-- BEGIN --
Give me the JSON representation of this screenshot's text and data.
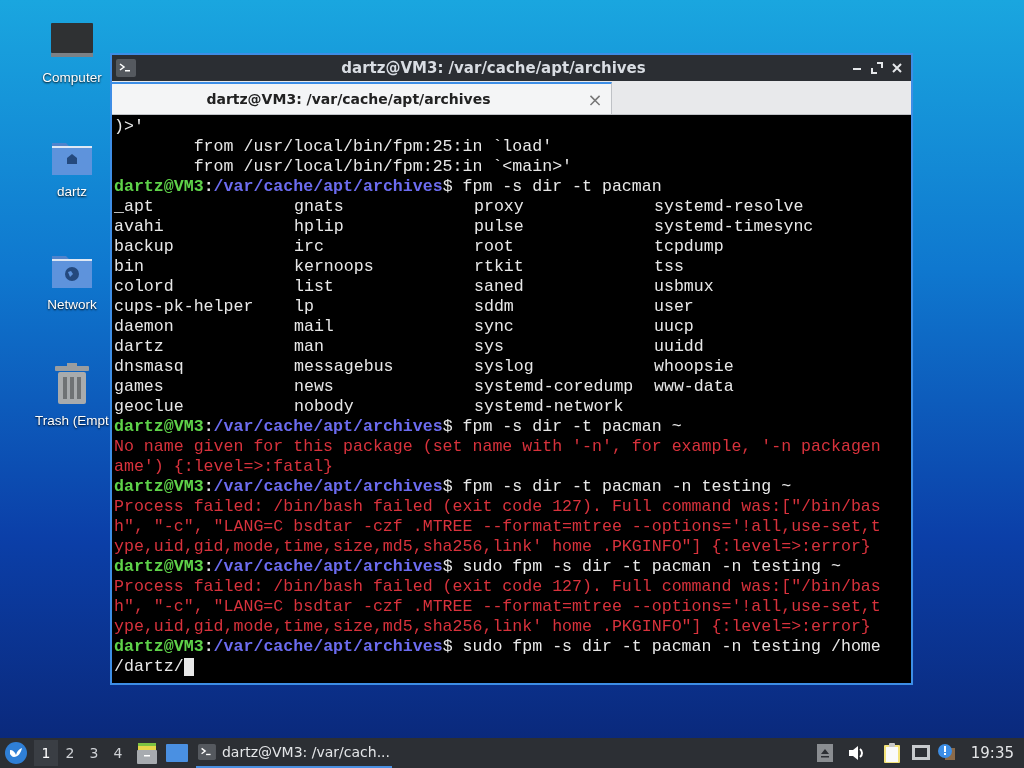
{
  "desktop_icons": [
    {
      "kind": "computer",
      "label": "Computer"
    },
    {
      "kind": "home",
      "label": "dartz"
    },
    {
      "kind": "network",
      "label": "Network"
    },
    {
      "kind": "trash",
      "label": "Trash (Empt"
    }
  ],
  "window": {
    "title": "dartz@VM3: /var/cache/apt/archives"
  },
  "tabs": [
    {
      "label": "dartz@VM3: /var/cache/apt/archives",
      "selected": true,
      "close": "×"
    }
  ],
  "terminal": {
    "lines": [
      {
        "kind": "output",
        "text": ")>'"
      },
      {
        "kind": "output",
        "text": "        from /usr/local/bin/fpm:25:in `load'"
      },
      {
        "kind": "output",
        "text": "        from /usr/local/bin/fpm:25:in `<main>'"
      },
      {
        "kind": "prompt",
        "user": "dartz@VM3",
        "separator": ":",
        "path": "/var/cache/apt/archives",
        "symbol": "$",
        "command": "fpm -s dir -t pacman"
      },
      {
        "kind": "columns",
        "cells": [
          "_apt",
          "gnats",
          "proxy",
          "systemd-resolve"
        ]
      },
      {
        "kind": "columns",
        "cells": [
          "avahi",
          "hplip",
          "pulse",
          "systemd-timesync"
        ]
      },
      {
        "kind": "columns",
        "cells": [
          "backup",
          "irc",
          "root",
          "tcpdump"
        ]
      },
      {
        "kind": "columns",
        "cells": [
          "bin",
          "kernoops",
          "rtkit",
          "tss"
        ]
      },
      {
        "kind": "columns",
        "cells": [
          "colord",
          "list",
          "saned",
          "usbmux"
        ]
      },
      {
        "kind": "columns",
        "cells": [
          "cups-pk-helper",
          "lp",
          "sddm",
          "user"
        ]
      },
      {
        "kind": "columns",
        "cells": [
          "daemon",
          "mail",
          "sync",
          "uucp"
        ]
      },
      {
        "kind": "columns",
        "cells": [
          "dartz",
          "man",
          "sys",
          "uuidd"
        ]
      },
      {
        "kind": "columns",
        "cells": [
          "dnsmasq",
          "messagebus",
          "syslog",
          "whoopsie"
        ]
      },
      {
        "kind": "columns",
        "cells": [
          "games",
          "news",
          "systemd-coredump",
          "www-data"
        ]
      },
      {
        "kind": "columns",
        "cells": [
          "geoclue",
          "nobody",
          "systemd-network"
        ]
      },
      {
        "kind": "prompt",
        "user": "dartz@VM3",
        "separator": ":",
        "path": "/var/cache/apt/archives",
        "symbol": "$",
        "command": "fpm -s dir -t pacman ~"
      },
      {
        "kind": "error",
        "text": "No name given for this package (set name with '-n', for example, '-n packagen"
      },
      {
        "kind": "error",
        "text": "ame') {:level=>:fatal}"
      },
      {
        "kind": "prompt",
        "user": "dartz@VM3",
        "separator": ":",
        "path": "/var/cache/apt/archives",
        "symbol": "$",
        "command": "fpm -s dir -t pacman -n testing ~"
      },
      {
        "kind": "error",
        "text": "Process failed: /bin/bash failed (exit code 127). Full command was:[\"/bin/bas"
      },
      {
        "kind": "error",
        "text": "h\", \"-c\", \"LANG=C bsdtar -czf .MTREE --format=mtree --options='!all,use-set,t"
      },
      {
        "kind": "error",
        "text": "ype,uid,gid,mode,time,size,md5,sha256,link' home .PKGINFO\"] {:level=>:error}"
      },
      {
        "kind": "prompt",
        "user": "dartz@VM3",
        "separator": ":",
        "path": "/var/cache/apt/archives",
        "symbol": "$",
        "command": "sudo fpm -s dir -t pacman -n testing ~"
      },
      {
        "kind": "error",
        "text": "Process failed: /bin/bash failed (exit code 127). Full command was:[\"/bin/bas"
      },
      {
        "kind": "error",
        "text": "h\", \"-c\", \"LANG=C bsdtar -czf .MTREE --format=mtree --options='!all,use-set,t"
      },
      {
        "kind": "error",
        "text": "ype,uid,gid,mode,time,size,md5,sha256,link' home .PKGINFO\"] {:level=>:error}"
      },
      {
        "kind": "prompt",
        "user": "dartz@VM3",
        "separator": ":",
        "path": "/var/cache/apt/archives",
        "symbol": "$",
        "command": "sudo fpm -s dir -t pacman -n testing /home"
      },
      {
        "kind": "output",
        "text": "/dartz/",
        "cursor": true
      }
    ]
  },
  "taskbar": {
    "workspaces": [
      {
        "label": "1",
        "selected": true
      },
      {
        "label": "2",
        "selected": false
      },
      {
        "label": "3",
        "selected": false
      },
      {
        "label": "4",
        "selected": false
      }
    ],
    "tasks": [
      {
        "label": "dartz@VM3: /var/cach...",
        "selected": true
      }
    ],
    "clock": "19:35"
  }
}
-- END --
**Job**:
Output every entry word for word, but omit the pictures.

**Finished task**:
Give me the JSON representation of this screenshot's text and data.
{
  "desktop_icons": [
    {
      "kind": "computer",
      "label": "Computer"
    },
    {
      "kind": "home",
      "label": "dartz"
    },
    {
      "kind": "network",
      "label": "Network"
    },
    {
      "kind": "trash",
      "label": "Trash (Empt"
    }
  ],
  "window": {
    "title": "dartz@VM3: /var/cache/apt/archives"
  },
  "tabs": [
    {
      "label": "dartz@VM3: /var/cache/apt/archives",
      "selected": true,
      "close": "×"
    }
  ],
  "terminal": {
    "lines": [
      {
        "kind": "output",
        "text": ")>'"
      },
      {
        "kind": "output",
        "text": "        from /usr/local/bin/fpm:25:in `load'"
      },
      {
        "kind": "output",
        "text": "        from /usr/local/bin/fpm:25:in `<main>'"
      },
      {
        "kind": "prompt",
        "user": "dartz@VM3",
        "separator": ":",
        "path": "/var/cache/apt/archives",
        "symbol": "$",
        "command": "fpm -s dir -t pacman"
      },
      {
        "kind": "columns",
        "cells": [
          "_apt",
          "gnats",
          "proxy",
          "systemd-resolve"
        ]
      },
      {
        "kind": "columns",
        "cells": [
          "avahi",
          "hplip",
          "pulse",
          "systemd-timesync"
        ]
      },
      {
        "kind": "columns",
        "cells": [
          "backup",
          "irc",
          "root",
          "tcpdump"
        ]
      },
      {
        "kind": "columns",
        "cells": [
          "bin",
          "kernoops",
          "rtkit",
          "tss"
        ]
      },
      {
        "kind": "columns",
        "cells": [
          "colord",
          "list",
          "saned",
          "usbmux"
        ]
      },
      {
        "kind": "columns",
        "cells": [
          "cups-pk-helper",
          "lp",
          "sddm",
          "user"
        ]
      },
      {
        "kind": "columns",
        "cells": [
          "daemon",
          "mail",
          "sync",
          "uucp"
        ]
      },
      {
        "kind": "columns",
        "cells": [
          "dartz",
          "man",
          "sys",
          "uuidd"
        ]
      },
      {
        "kind": "columns",
        "cells": [
          "dnsmasq",
          "messagebus",
          "syslog",
          "whoopsie"
        ]
      },
      {
        "kind": "columns",
        "cells": [
          "games",
          "news",
          "systemd-coredump",
          "www-data"
        ]
      },
      {
        "kind": "columns",
        "cells": [
          "geoclue",
          "nobody",
          "systemd-network"
        ]
      },
      {
        "kind": "prompt",
        "user": "dartz@VM3",
        "separator": ":",
        "path": "/var/cache/apt/archives",
        "symbol": "$",
        "command": "fpm -s dir -t pacman ~"
      },
      {
        "kind": "error",
        "text": "No name given for this package (set name with '-n', for example, '-n packagen"
      },
      {
        "kind": "error",
        "text": "ame') {:level=>:fatal}"
      },
      {
        "kind": "prompt",
        "user": "dartz@VM3",
        "separator": ":",
        "path": "/var/cache/apt/archives",
        "symbol": "$",
        "command": "fpm -s dir -t pacman -n testing ~"
      },
      {
        "kind": "error",
        "text": "Process failed: /bin/bash failed (exit code 127). Full command was:[\"/bin/bas"
      },
      {
        "kind": "error",
        "text": "h\", \"-c\", \"LANG=C bsdtar -czf .MTREE --format=mtree --options='!all,use-set,t"
      },
      {
        "kind": "error",
        "text": "ype,uid,gid,mode,time,size,md5,sha256,link' home .PKGINFO\"] {:level=>:error}"
      },
      {
        "kind": "prompt",
        "user": "dartz@VM3",
        "separator": ":",
        "path": "/var/cache/apt/archives",
        "symbol": "$",
        "command": "sudo fpm -s dir -t pacman -n testing ~"
      },
      {
        "kind": "error",
        "text": "Process failed: /bin/bash failed (exit code 127). Full command was:[\"/bin/bas"
      },
      {
        "kind": "error",
        "text": "h\", \"-c\", \"LANG=C bsdtar -czf .MTREE --format=mtree --options='!all,use-set,t"
      },
      {
        "kind": "error",
        "text": "ype,uid,gid,mode,time,size,md5,sha256,link' home .PKGINFO\"] {:level=>:error}"
      },
      {
        "kind": "prompt",
        "user": "dartz@VM3",
        "separator": ":",
        "path": "/var/cache/apt/archives",
        "symbol": "$",
        "command": "sudo fpm -s dir -t pacman -n testing /home"
      },
      {
        "kind": "output",
        "text": "/dartz/",
        "cursor": true
      }
    ]
  },
  "taskbar": {
    "workspaces": [
      {
        "label": "1",
        "selected": true
      },
      {
        "label": "2",
        "selected": false
      },
      {
        "label": "3",
        "selected": false
      },
      {
        "label": "4",
        "selected": false
      }
    ],
    "tasks": [
      {
        "label": "dartz@VM3: /var/cach...",
        "selected": true
      }
    ],
    "clock": "19:35"
  }
}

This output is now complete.